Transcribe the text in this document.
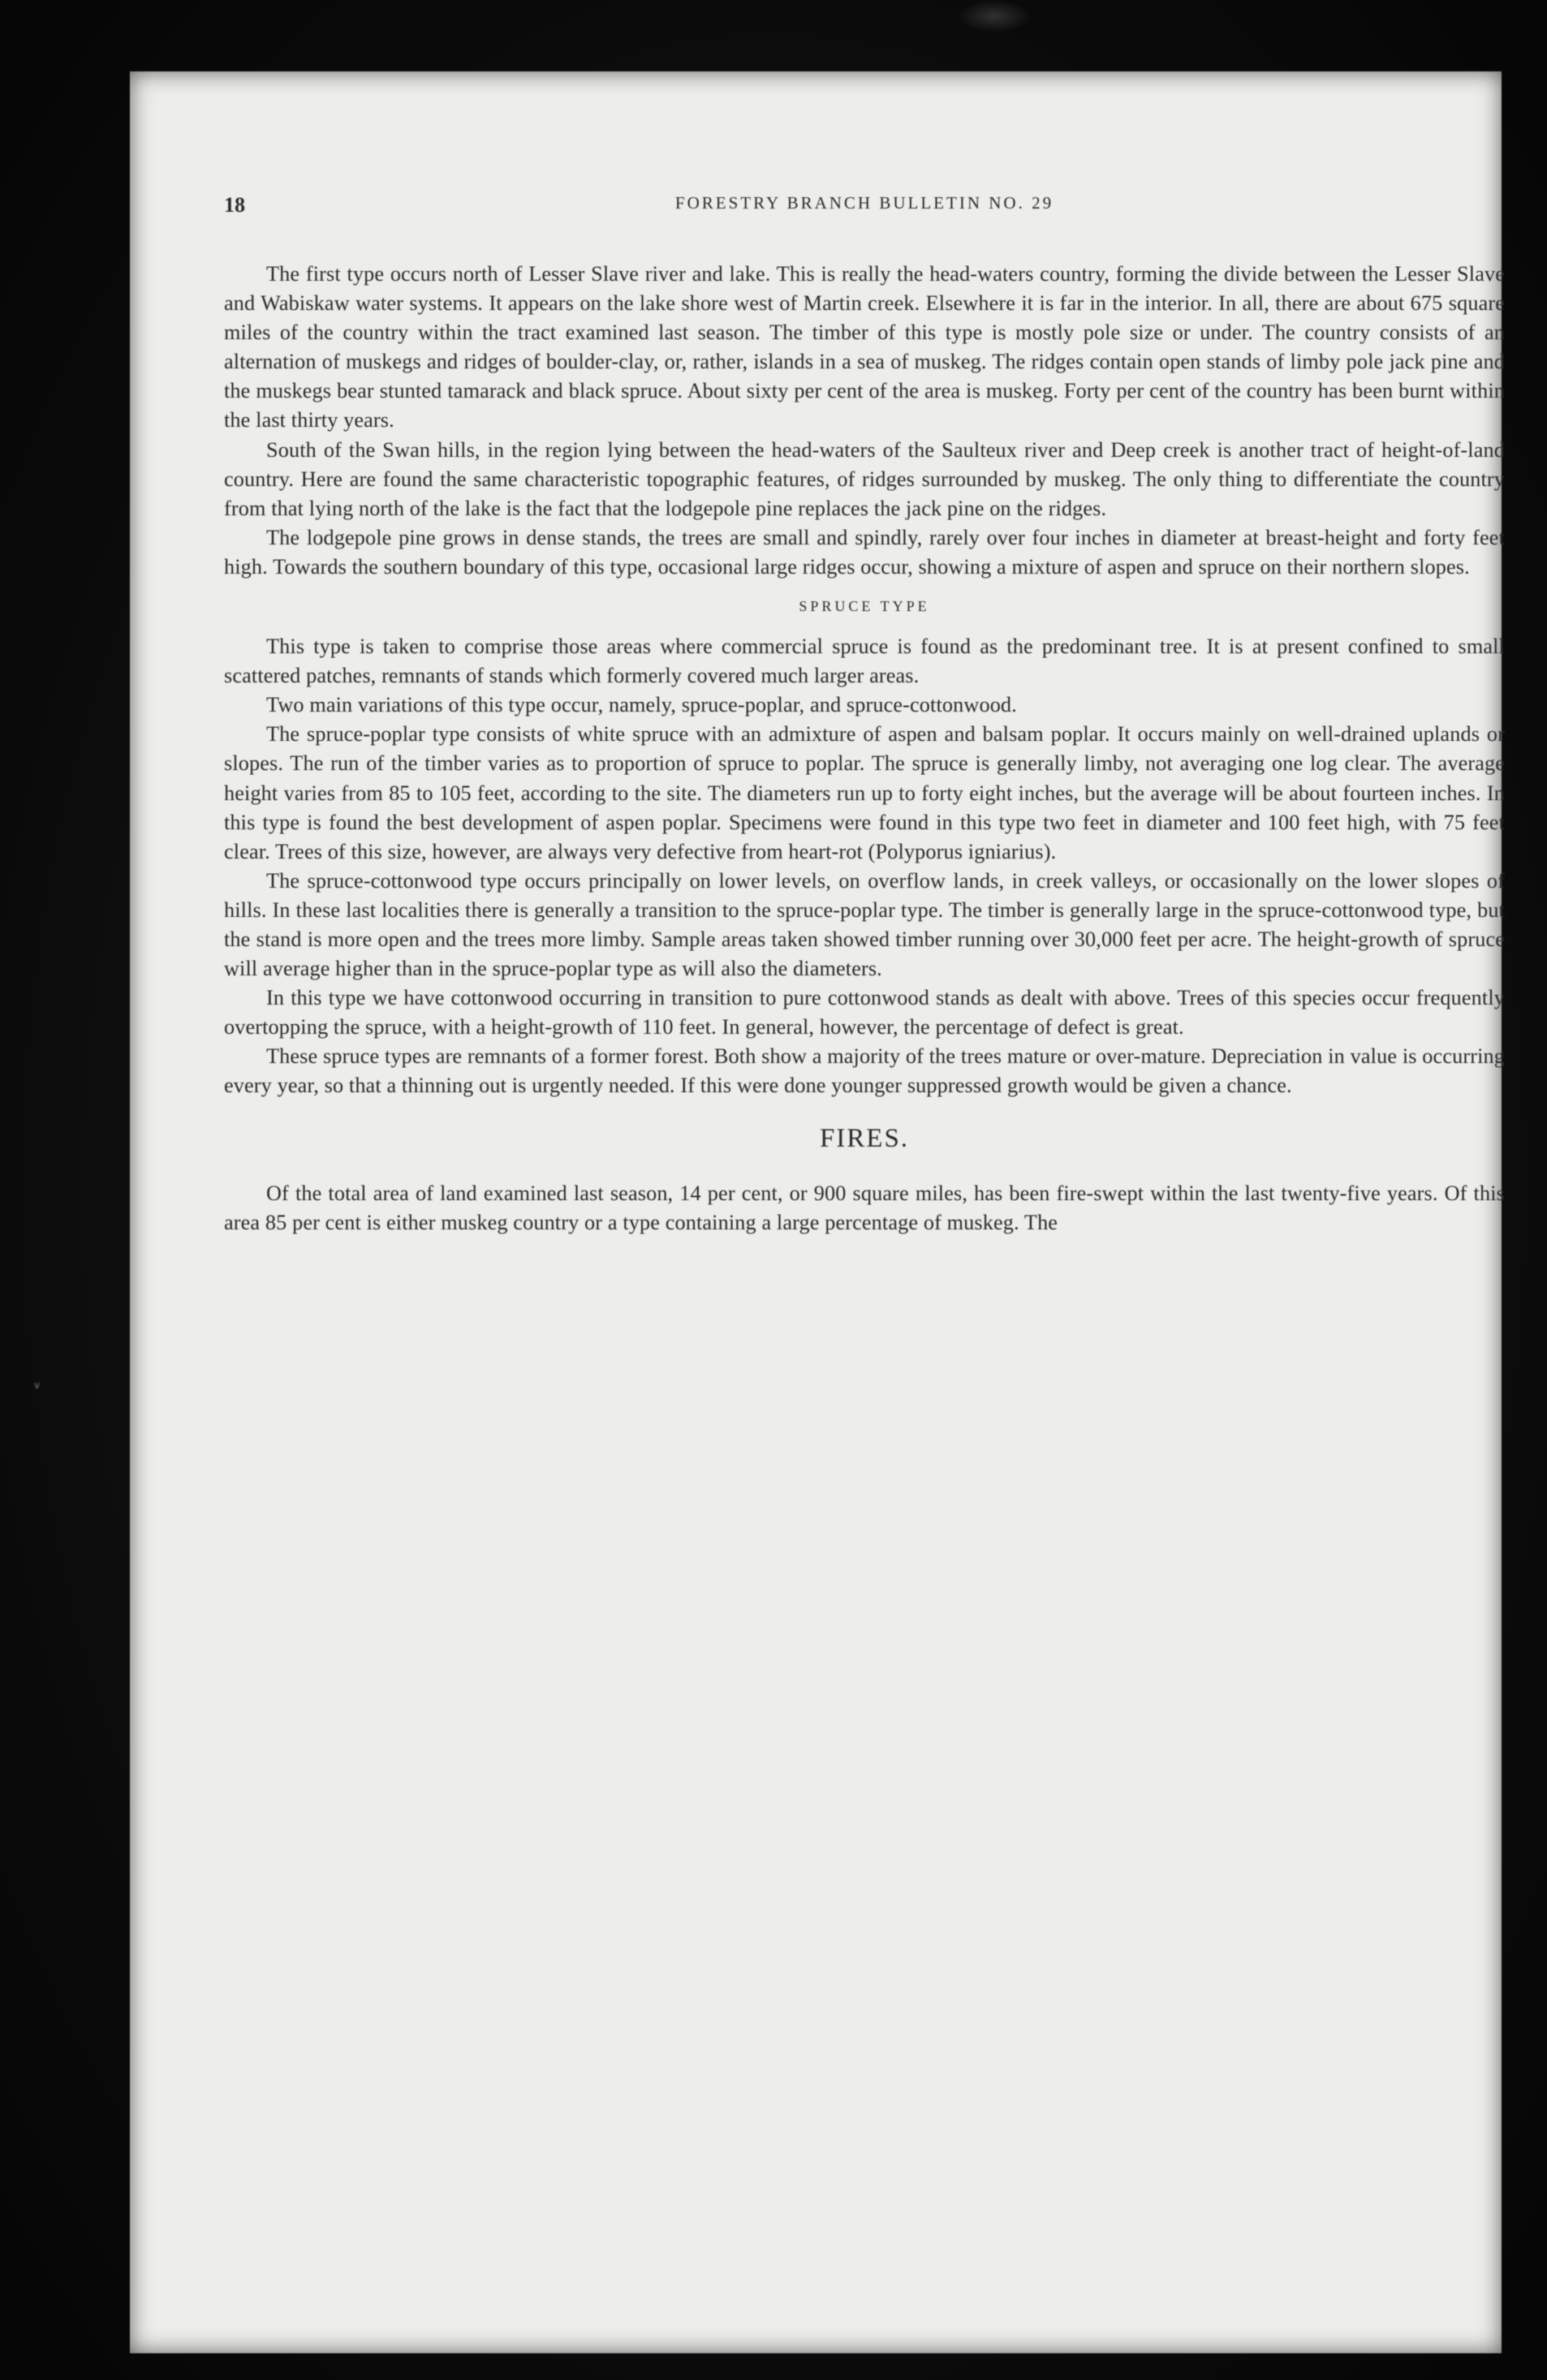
18	FORESTRY BRANCH BULLETIN NO. 29
v

The first type occurs north of Lesser Slave river and lake. This is really the head-waters country, forming the divide between the Lesser Slave and Wabiskaw water systems. It appears on the lake shore west of Martin creek. Elsewhere it is far in the interior. In all, there are about 675 square miles of the country within the tract examined last season. The timber of this type is mostly pole size or under. The country consists of an alternation of muskegs and ridges of boulder-clay, or, rather, islands in a sea of muskeg. The ridges contain open stands of limby pole jack pine and the muskegs bear stunted tamarack and black spruce. About sixty per cent of the area is muskeg. Forty per cent of the country has been burnt within the last thirty years.

South of the Swan hills, in the region lying between the head-waters of the Saulteux river and Deep creek is another tract of height-of-land country. Here are found the same characteristic topographic features, of ridges surrounded by muskeg. The only thing to differentiate the country from that lying north of the lake is the fact that the lodgepole pine replaces the jack pine on the ridges.

The lodgepole pine grows in dense stands, the trees are small and spindly, rarely over four inches in diameter at breast-height and forty feet high. Towards the southern boundary of this type, occasional large ridges occur, showing a mixture of aspen and spruce on their northern slopes.

SPRUCE TYPE

This type is taken to comprise those areas where commercial spruce is found as the predominant tree. It is at present confined to small scattered patches, remnants of stands which formerly covered much larger areas.

Two main variations of this type occur, namely, spruce-poplar, and spruce-cottonwood.

The spruce-poplar type consists of white spruce with an admixture of aspen and balsam poplar. It occurs mainly on well-drained uplands or slopes. The run of the timber varies as to proportion of spruce to poplar. The spruce is generally limby, not averaging one log clear. The average height varies from 85 to 105 feet, according to the site. The diameters run up to forty eight inches, but the average will be about fourteen inches. In this type is found the best development of aspen poplar. Specimens were found in this type two feet in diameter and 100 feet high, with 75 feet clear. Trees of this size, however, are always very defective from heart-rot (Polyporus igniarius).

The spruce-cottonwood type occurs principally on lower levels, on overflow lands, in creek valleys, or occasionally on the lower slopes of hills. In these last localities there is generally a transition to the spruce-poplar type. The timber is generally large in the spruce-cottonwood type, but the stand is more open and the trees more limby. Sample areas taken showed timber running over 30,000 feet per acre. The height-growth of spruce will average higher than in the spruce-poplar type as will also the diameters.

In this type we have cottonwood occurring in transition to pure cottonwood stands as dealt with above. Trees of this species occur frequently overtopping the spruce, with a height-growth of 110 feet. In general, however, the percentage of defect is great.

These spruce types are remnants of a former forest. Both show a majority of the trees mature or over-mature. Depreciation in value is occurring every year, so that a thinning out is urgently needed. If this were done younger suppressed growth would be given a chance.

FIRES.

Of the total area of land examined last season, 14 per cent, or 900 square miles, has been fire-swept within the last twenty-five years. Of this area 85 per cent is either muskeg country or a type containing a large percentage of muskeg. The
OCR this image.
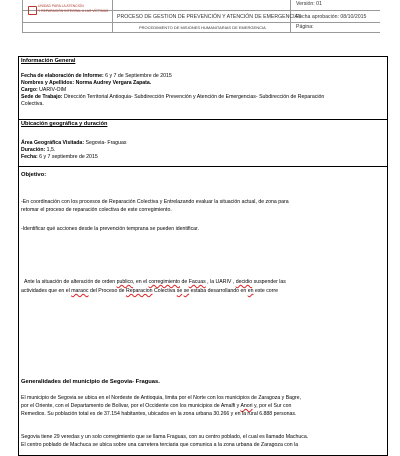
UNIDAD PARA LA ATENCIÓN
Y REPARACIÓN INTEGRAL A LAS VÍCTIMAS
Versión: 01
PROCESO DE GESTION DE PREVENCIÓN Y ATENCIÓN DE EMERGENCIAS
Fecha aprobación: 08/10/2015
PROCEDIMIENTO DE MISIONES HUMANITARIAS DE EMERGENCIA	Página:
Información General
Fecha de elaboración de Informe: 6 y 7 de Septiembre de 2015
Nombres y Apellidos: Norma Audrey Vergara Zapata.
Cargo: UARIV-OIM
Sede de Trabajo: Dirección Territorial Antioquia- Subdirección Prevención y Atención de Emergencias- Subdirección de Reparación
Colectiva.
Ubicación geográfica y duración
Área Geográfica Visitada: Segovia- Fraguas
Duración: 1,5.
Fecha: 6 y 7 septiembre de 2015
Objetivo:
-En coordinación con los procesos de Reparación Colectiva y Entrelazando evaluar la situación actual, de zona para
retomar el proceso de reparación colectiva de este corregimiento.
-Identificar qué acciones desde la prevención temprana se pueden identificar.
Ante la situación de alteración de orden publico, en el corregimiento de Facuas , la UARIV , decidio suspender las
actividades que en el maraoc del Proceso de Reparacion Colectiva se se estaba desarrollando en en este corre
Generalidades del municipio de Segovia- Fraguas.
El municipio de Segovia se ubica en el Nordeste de Antioquia, limita por el Norte con los municipios de Zaragoza y Bagre,
por el Oriente, con el Departamento de Bolívar, por el Occidente con los municipios de Amalfi y Anori y, por el Sur con
Remedios. Su población total es de 37.154 habitantes, ubicados en la zona urbana 30.266 y en la rural 6.888 personas.
Segovia tiene 29 veredas y un solo corregimiento que se llama Fraguas, con su centro poblado, el cual es llamado Machuca.
El centro poblado de Machuca se ubica sobre una carretera terciaria que comunica a la zona urbana de Zaragoza con la
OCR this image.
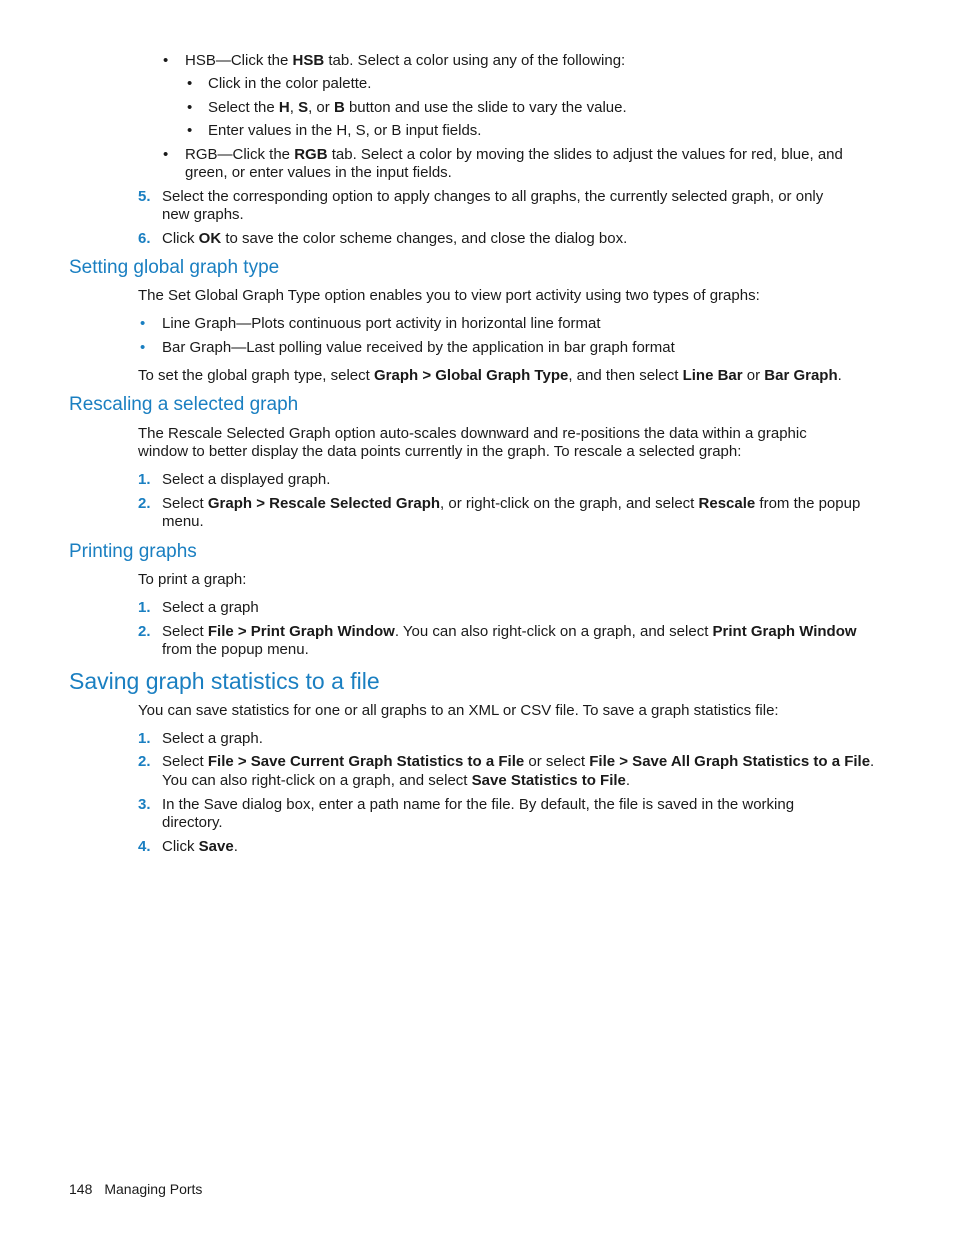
• HSB—Click the HSB tab. Select a color using any of the following:
• Click in the color palette.
• Select the H, S, or B button and use the slide to vary the value.
• Enter values in the H, S, or B input fields.
• RGB—Click the RGB tab. Select a color by moving the slides to adjust the values for red, blue, and
green, or enter values in the input fields.
5. Select the corresponding option to apply changes to all graphs, the currently selected graph, or only
new graphs.
6. Click OK to save the color scheme changes, and close the dialog box.
Setting global graph type
The Set Global Graph Type option enables you to view port activity using two types of graphs:
• Line Graph—Plots continuous port activity in horizontal line format
• Bar Graph—Last polling value received by the application in bar graph format
To set the global graph type, select Graph > Global Graph Type, and then select Line Bar or Bar Graph.
Rescaling a selected graph
The Rescale Selected Graph option auto-scales downward and re-positions the data within a graphic
window to better display the data points currently in the graph. To rescale a selected graph:
1. Select a displayed graph.
2. Select Graph > Rescale Selected Graph, or right-click on the graph, and select Rescale from the popup
menu.
Printing graphs
To print a graph:
1. Select a graph
2. Select File > Print Graph Window. You can also right-click on a graph, and select Print Graph Window
from the popup menu.
Saving graph statistics to a file
You can save statistics for one or all graphs to an XML or CSV file. To save a graph statistics file:
1. Select a graph.
2. Select File > Save Current Graph Statistics to a File or select File > Save All Graph Statistics to a File.
You can also right-click on a graph, and select Save Statistics to File.
3. In the Save dialog box, enter a path name for the file. By default, the file is saved in the working
directory.
4. Click Save.
148 Managing Ports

★ ★ ★ ★ ★ ★ ★

## What you need to do
Scan the material above. Return every line containing the string "Machuca".

## The result
Segovia tiene 29 veredas y un solo corregimiento que se llama Fraguas, con su centro poblado, el cual es llamado Machuca.
El centro poblado de Machuca se ubica sobre una carretera terciaria que comunica a la zona urbana de Zaragoza con la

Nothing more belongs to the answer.